* **What you have to do**:
Filter the entries that follow, copying every line in which the word "당사자로" appears.

====== Extracted information ======

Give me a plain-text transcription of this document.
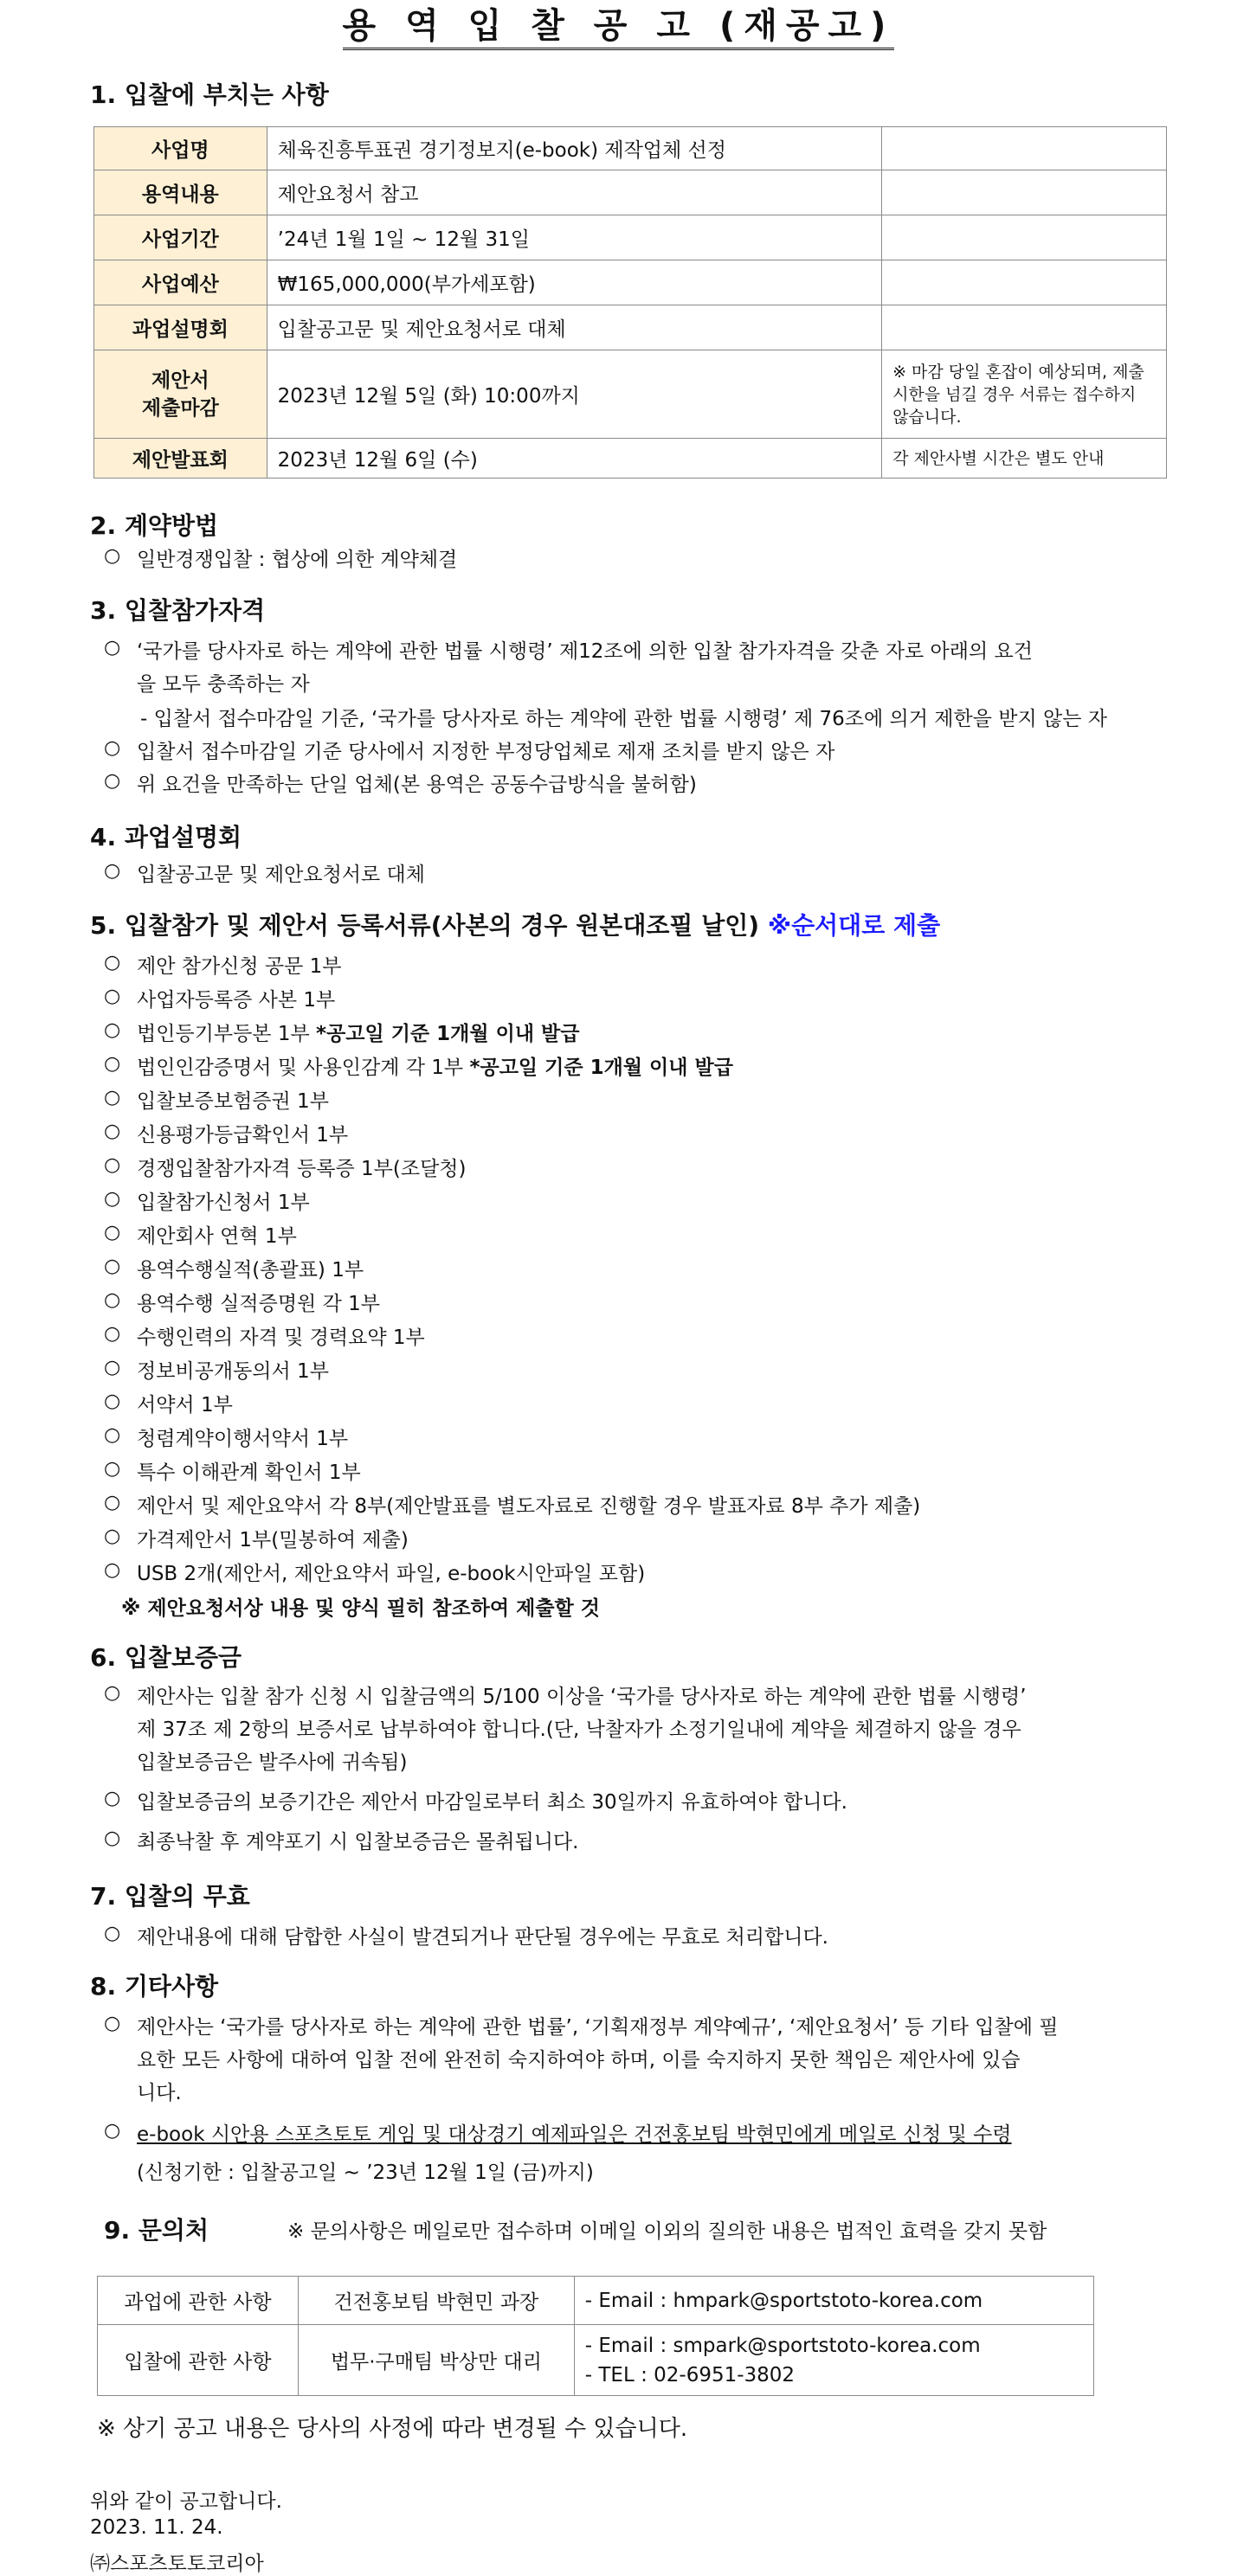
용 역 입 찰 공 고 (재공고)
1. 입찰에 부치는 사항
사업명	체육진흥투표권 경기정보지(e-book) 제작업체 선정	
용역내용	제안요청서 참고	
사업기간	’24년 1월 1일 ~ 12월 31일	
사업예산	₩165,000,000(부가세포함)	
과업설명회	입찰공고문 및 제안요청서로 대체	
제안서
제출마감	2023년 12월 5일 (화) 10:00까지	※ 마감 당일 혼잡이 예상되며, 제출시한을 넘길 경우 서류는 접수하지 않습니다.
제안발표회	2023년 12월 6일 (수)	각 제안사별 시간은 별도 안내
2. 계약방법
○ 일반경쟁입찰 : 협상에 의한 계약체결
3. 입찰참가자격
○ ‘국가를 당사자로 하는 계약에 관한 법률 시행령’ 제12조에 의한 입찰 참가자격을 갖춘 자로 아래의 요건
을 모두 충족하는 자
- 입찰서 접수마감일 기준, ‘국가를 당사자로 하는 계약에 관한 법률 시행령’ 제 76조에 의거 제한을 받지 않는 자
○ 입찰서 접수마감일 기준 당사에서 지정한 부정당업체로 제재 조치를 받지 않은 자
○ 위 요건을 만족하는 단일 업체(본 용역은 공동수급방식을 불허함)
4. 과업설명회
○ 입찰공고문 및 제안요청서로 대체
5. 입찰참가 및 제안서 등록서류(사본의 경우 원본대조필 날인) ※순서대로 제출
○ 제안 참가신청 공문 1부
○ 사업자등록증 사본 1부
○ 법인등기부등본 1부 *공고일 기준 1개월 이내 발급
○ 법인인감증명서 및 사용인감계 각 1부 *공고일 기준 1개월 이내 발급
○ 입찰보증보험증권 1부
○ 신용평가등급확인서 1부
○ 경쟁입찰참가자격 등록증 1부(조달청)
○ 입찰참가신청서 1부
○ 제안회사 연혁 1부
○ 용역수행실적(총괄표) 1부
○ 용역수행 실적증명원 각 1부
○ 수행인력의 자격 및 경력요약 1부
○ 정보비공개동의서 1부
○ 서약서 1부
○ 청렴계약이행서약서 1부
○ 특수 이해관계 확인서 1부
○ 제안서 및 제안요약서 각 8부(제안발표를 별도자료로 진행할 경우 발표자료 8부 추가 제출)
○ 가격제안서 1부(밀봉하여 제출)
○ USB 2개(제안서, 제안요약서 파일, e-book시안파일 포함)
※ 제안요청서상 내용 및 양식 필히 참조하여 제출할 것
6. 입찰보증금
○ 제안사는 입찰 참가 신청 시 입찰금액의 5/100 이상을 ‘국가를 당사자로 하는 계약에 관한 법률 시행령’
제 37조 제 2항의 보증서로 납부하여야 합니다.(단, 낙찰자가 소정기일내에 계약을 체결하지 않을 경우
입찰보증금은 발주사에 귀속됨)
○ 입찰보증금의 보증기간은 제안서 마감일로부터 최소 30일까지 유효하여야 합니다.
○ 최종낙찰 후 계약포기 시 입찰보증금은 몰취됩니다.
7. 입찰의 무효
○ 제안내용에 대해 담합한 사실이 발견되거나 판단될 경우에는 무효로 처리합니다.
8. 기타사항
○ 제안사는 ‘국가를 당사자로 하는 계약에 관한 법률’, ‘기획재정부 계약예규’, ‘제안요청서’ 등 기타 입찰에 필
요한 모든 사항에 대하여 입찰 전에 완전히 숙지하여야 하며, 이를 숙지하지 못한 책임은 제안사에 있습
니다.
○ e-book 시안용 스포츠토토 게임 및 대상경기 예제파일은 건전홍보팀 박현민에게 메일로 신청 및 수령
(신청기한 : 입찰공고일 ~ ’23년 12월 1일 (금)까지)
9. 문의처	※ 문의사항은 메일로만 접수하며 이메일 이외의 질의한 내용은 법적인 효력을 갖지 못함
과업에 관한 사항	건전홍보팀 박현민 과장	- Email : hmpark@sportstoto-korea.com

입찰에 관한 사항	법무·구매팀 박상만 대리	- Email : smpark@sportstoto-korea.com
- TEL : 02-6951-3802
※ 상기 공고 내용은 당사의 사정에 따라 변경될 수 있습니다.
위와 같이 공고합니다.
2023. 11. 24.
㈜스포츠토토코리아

======

* **Finished task**:
○ ‘국가를 당사자로 하는 계약에 관한 법률 시행령’ 제12조에 의한 입찰 참가자격을 갖춘 자로 아래의 요건
- 입찰서 접수마감일 기준, ‘국가를 당사자로 하는 계약에 관한 법률 시행령’ 제 76조에 의거 제한을 받지 않는 자
○ 제안사는 입찰 참가 신청 시 입찰금액의 5/100 이상을 ‘국가를 당사자로 하는 계약에 관한 법률 시행령’
○ 제안사는 ‘국가를 당사자로 하는 계약에 관한 법률’, ‘기획재정부 계약예규’, ‘제안요청서’ 등 기타 입찰에 필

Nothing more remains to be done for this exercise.